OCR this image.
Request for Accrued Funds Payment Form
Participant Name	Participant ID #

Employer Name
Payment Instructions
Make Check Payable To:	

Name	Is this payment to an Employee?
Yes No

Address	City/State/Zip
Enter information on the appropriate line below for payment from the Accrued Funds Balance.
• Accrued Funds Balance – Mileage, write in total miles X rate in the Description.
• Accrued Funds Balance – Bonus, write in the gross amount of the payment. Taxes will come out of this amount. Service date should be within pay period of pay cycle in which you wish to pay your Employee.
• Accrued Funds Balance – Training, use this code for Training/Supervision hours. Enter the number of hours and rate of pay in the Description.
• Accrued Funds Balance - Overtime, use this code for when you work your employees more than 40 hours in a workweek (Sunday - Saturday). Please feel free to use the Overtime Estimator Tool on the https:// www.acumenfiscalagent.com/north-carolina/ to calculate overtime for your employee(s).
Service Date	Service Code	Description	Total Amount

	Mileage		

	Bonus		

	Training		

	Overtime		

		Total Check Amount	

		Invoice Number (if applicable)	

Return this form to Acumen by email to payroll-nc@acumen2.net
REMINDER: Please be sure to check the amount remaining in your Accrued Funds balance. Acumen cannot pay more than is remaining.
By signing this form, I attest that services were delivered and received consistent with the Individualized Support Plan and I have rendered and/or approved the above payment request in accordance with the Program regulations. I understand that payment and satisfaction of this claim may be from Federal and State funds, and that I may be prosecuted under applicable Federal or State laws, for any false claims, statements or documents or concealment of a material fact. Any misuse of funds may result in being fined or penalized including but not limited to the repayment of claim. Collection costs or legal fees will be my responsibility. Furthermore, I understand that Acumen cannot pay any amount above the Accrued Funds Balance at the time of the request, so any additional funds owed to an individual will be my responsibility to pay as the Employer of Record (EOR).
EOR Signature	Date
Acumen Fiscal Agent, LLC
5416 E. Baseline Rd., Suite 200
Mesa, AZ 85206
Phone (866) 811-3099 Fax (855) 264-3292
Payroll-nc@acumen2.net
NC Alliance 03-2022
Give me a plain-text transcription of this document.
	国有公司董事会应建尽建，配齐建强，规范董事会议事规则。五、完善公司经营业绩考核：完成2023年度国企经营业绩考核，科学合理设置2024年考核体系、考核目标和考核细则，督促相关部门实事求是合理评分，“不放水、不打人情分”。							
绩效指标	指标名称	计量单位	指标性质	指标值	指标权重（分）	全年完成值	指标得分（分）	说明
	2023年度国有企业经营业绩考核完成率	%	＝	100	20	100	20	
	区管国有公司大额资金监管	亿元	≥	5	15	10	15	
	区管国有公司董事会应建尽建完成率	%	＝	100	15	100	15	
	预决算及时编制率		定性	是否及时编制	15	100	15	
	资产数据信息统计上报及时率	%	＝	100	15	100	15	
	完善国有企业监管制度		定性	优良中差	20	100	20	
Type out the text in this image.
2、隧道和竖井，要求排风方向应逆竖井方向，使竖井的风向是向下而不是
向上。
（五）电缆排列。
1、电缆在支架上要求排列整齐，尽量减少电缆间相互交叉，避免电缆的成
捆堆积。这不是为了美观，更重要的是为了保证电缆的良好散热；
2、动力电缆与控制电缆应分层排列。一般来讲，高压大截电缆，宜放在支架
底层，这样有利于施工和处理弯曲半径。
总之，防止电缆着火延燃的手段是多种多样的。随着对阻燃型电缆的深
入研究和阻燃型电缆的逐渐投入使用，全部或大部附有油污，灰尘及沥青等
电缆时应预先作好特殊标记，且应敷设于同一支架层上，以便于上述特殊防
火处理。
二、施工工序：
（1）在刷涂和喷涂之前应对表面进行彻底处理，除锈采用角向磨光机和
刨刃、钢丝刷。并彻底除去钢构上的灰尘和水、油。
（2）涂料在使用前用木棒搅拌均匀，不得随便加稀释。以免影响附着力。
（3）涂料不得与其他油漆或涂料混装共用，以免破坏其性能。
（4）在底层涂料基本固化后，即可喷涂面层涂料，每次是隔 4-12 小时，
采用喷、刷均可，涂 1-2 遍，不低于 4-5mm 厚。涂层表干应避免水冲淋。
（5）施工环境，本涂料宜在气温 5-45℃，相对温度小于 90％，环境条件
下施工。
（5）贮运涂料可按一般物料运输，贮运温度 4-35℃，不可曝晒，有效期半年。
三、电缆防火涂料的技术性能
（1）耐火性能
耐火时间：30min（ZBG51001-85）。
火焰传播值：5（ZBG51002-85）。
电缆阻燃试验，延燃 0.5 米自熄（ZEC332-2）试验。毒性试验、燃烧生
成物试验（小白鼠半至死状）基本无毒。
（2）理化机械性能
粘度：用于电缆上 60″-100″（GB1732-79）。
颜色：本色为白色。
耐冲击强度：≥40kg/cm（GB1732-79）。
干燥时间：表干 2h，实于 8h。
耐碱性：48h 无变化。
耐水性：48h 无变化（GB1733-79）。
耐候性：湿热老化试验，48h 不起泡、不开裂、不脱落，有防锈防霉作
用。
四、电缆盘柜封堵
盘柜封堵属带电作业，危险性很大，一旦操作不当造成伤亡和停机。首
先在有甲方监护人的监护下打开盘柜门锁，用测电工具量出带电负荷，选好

########################################

Repeat the material above in full, keeping every word.

# Exercise solution
OCR this image.
Request for Accrued Funds Payment Form
Participant Name	Participant ID #

Employer Name
Payment Instructions
Make Check Payable To:	

Name	Is this payment to an Employee?
Yes No

Address	City/State/Zip
Enter information on the appropriate line below for payment from the Accrued Funds Balance.
• Accrued Funds Balance – Mileage, write in total miles X rate in the Description.
• Accrued Funds Balance – Bonus, write in the gross amount of the payment. Taxes will come out of this amount. Service date should be within pay period of pay cycle in which you wish to pay your Employee.
• Accrued Funds Balance – Training, use this code for Training/Supervision hours. Enter the number of hours and rate of pay in the Description.
• Accrued Funds Balance - Overtime, use this code for when you work your employees more than 40 hours in a workweek (Sunday - Saturday). Please feel free to use the Overtime Estimator Tool on the https:// www.acumenfiscalagent.com/north-carolina/ to calculate overtime for your employee(s).
Service Date	Service Code	Description	Total Amount

	Mileage		

	Bonus		

	Training		

	Overtime		

		Total Check Amount	

		Invoice Number (if applicable)	

Return this form to Acumen by email to payroll-nc@acumen2.net
REMINDER: Please be sure to check the amount remaining in your Accrued Funds balance. Acumen cannot pay more than is remaining.
By signing this form, I attest that services were delivered and received consistent with the Individualized Support Plan and I have rendered and/or approved the above payment request in accordance with the Program regulations. I understand that payment and satisfaction of this claim may be from Federal and State funds, and that I may be prosecuted under applicable Federal or State laws, for any false claims, statements or documents or concealment of a material fact. Any misuse of funds may result in being fined or penalized including but not limited to the repayment of claim. Collection costs or legal fees will be my responsibility. Furthermore, I understand that Acumen cannot pay any amount above the Accrued Funds Balance at the time of the request, so any additional funds owed to an individual will be my responsibility to pay as the Employer of Record (EOR).
EOR Signature	Date
Acumen Fiscal Agent, LLC
5416 E. Baseline Rd., Suite 200
Mesa, AZ 85206
Phone (866) 811-3099 Fax (855) 264-3292
Payroll-nc@acumen2.net
NC Alliance 03-2022
Give me a plain-text transcription of this document.
	国有公司董事会应建尽建，配齐建强，规范董事会议事规则。五、完善公司经营业绩考核：完成2023年度国企经营业绩考核，科学合理设置2024年考核体系、考核目标和考核细则，督促相关部门实事求是合理评分，“不放水、不打人情分”。							
绩效指标	指标名称	计量单位	指标性质	指标值	指标权重（分）	全年完成值	指标得分（分）	说明
	2023年度国有企业经营业绩考核完成率	%	＝	100	20	100	20	
	区管国有公司大额资金监管	亿元	≥	5	15	10	15	
	区管国有公司董事会应建尽建完成率	%	＝	100	15	100	15	
	预决算及时编制率		定性	是否及时编制	15	100	15	
	资产数据信息统计上报及时率	%	＝	100	15	100	15	
	完善国有企业监管制度		定性	优良中差	20	100	20	
Type out the text in this image.
2、隧道和竖井，要求排风方向应逆竖井方向，使竖井的风向是向下而不是
向上。
（五）电缆排列。
1、电缆在支架上要求排列整齐，尽量减少电缆间相互交叉，避免电缆的成
捆堆积。这不是为了美观，更重要的是为了保证电缆的良好散热；
2、动力电缆与控制电缆应分层排列。一般来讲，高压大截电缆，宜放在支架
底层，这样有利于施工和处理弯曲半径。
总之，防止电缆着火延燃的手段是多种多样的。随着对阻燃型电缆的深
入研究和阻燃型电缆的逐渐投入使用，全部或大部附有油污，灰尘及沥青等
电缆时应预先作好特殊标记，且应敷设于同一支架层上，以便于上述特殊防
火处理。
二、施工工序：
（1）在刷涂和喷涂之前应对表面进行彻底处理，除锈采用角向磨光机和
刨刃、钢丝刷。并彻底除去钢构上的灰尘和水、油。
（2）涂料在使用前用木棒搅拌均匀，不得随便加稀释。以免影响附着力。
（3）涂料不得与其他油漆或涂料混装共用，以免破坏其性能。
（4）在底层涂料基本固化后，即可喷涂面层涂料，每次是隔 4-12 小时，
采用喷、刷均可，涂 1-2 遍，不低于 4-5mm 厚。涂层表干应避免水冲淋。
（5）施工环境，本涂料宜在气温 5-45℃，相对温度小于 90％，环境条件
下施工。
（5）贮运涂料可按一般物料运输，贮运温度 4-35℃，不可曝晒，有效期半年。
三、电缆防火涂料的技术性能
（1）耐火性能
耐火时间：30min（ZBG51001-85）。
火焰传播值：5（ZBG51002-85）。
电缆阻燃试验，延燃 0.5 米自熄（ZEC332-2）试验。毒性试验、燃烧生
成物试验（小白鼠半至死状）基本无毒。
（2）理化机械性能
粘度：用于电缆上 60″-100″（GB1732-79）。
颜色：本色为白色。
耐冲击强度：≥40kg/cm（GB1732-79）。
干燥时间：表干 2h，实于 8h。
耐碱性：48h 无变化。
耐水性：48h 无变化（GB1733-79）。
耐候性：湿热老化试验，48h 不起泡、不开裂、不脱落，有防锈防霉作
用。
四、电缆盘柜封堵
盘柜封堵属带电作业，危险性很大，一旦操作不当造成伤亡和停机。首
先在有甲方监护人的监护下打开盘柜门锁，用测电工具量出带电负荷，选好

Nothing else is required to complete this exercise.